# Problem statement:
Return the lines below that carry the word "Implied".

# Exercise material:
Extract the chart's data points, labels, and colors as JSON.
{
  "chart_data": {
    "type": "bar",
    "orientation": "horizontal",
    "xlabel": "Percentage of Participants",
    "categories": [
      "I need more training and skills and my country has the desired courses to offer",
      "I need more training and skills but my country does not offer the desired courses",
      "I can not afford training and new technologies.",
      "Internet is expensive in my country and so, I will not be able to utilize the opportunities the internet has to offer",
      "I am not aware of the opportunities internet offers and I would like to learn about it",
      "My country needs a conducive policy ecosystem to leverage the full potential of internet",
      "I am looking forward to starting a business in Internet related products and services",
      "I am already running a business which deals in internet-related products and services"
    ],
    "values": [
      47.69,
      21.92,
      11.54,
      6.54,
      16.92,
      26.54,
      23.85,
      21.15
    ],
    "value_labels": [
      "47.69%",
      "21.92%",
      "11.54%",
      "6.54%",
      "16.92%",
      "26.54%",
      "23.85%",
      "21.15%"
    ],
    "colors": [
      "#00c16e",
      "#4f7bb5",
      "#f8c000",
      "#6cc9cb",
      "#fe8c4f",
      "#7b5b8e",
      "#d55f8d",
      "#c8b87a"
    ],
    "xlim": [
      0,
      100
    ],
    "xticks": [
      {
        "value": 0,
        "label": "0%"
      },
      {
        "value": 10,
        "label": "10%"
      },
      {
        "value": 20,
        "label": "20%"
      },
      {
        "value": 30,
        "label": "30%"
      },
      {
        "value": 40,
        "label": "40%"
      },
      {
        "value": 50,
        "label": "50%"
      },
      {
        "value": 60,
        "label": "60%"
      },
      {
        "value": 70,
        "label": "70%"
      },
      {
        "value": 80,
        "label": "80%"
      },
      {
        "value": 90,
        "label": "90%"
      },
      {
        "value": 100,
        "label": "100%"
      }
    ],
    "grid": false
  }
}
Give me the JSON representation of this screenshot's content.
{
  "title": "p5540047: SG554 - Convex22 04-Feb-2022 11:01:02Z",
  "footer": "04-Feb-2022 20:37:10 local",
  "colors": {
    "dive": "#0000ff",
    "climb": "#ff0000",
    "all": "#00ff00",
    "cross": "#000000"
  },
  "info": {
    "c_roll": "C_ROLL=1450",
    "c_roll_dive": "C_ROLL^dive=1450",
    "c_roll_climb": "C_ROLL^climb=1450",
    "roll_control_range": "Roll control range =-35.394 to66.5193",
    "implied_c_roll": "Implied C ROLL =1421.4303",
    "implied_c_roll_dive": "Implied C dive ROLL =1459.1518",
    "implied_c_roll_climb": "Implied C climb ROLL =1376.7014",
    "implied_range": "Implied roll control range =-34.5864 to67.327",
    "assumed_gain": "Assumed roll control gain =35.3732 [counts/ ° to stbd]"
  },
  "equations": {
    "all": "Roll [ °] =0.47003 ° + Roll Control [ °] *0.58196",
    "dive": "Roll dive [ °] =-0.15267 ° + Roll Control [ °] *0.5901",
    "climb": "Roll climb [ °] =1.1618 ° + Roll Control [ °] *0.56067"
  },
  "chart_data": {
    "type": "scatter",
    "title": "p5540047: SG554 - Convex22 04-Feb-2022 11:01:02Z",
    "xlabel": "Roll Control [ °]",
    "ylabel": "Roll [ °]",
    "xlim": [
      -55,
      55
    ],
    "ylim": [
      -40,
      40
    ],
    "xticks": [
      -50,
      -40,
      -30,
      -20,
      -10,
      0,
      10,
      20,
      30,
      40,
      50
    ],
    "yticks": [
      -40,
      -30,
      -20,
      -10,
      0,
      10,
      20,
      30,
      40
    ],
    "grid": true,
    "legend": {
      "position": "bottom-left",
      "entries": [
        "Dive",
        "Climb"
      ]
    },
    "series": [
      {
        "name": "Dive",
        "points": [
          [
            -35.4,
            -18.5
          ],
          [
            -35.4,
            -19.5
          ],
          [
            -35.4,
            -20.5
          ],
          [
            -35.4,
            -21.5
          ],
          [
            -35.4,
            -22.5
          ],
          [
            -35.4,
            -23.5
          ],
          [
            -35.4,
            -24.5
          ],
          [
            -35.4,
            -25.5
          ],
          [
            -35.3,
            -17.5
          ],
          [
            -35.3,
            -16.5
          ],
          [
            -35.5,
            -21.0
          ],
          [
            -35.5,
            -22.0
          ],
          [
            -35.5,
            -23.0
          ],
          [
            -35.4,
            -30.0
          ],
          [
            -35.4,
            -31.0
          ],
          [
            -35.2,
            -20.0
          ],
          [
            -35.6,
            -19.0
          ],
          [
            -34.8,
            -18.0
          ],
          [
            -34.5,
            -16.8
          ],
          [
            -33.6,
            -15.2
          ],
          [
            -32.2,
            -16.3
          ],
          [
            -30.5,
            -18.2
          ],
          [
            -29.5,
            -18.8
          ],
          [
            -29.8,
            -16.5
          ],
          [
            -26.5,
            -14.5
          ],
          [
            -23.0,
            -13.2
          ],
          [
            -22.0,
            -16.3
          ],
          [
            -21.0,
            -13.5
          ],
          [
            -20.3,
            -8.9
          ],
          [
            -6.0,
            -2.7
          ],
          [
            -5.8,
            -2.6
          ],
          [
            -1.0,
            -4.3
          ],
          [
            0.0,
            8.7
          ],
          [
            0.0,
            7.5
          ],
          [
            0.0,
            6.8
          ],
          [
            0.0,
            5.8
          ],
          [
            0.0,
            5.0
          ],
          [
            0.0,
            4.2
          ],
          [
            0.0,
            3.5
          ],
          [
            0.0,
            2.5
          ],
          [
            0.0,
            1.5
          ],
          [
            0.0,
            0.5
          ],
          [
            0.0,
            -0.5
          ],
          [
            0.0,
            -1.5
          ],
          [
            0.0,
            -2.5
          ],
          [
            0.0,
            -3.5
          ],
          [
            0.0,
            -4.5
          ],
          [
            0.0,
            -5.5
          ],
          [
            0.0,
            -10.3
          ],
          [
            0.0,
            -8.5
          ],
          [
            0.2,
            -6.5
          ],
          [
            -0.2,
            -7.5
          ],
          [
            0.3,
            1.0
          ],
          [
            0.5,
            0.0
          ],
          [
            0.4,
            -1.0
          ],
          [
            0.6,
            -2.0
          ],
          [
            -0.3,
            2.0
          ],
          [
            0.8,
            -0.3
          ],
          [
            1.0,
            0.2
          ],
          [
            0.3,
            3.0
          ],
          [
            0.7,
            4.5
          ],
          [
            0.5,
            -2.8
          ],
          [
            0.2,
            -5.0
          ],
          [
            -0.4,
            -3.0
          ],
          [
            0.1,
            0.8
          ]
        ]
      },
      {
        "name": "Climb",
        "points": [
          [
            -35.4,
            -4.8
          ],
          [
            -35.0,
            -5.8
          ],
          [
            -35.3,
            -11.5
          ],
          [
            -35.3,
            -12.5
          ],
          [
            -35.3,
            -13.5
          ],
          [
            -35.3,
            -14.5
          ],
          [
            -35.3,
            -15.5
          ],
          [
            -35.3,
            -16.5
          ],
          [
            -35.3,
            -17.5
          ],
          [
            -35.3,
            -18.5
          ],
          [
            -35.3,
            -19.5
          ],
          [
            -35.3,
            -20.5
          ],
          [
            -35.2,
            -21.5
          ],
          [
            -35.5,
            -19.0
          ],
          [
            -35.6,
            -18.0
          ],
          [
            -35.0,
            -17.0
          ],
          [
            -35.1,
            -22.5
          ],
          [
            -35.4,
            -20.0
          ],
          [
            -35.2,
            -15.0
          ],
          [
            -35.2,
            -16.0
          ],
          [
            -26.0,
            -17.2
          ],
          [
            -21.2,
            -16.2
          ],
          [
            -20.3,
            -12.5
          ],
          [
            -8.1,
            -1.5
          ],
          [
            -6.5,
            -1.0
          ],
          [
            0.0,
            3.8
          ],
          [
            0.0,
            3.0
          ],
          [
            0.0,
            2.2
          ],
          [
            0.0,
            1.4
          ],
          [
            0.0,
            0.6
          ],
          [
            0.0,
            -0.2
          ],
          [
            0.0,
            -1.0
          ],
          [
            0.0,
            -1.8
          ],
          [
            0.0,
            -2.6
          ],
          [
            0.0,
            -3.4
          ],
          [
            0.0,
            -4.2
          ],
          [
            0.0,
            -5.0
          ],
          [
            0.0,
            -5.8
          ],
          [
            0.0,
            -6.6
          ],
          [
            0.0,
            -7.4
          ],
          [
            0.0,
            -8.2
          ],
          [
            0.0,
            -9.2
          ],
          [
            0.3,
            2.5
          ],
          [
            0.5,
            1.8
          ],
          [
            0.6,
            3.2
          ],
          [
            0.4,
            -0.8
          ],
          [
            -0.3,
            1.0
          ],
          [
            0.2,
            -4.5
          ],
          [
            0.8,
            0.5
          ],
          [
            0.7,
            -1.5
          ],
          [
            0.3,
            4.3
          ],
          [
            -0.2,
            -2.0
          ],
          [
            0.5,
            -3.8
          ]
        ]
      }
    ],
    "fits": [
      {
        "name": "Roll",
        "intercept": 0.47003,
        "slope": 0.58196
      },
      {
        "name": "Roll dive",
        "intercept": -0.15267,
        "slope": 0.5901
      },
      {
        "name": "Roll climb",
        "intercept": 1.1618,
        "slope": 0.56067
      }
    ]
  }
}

# Problem solution:
    "implied_c_roll": "Implied C ROLL =1421.4303",
    "implied_c_roll_dive": "Implied C dive ROLL =1459.1518",
    "implied_c_roll_climb": "Implied C climb ROLL =1376.7014",
    "implied_range": "Implied roll control range =-34.5864 to67.327",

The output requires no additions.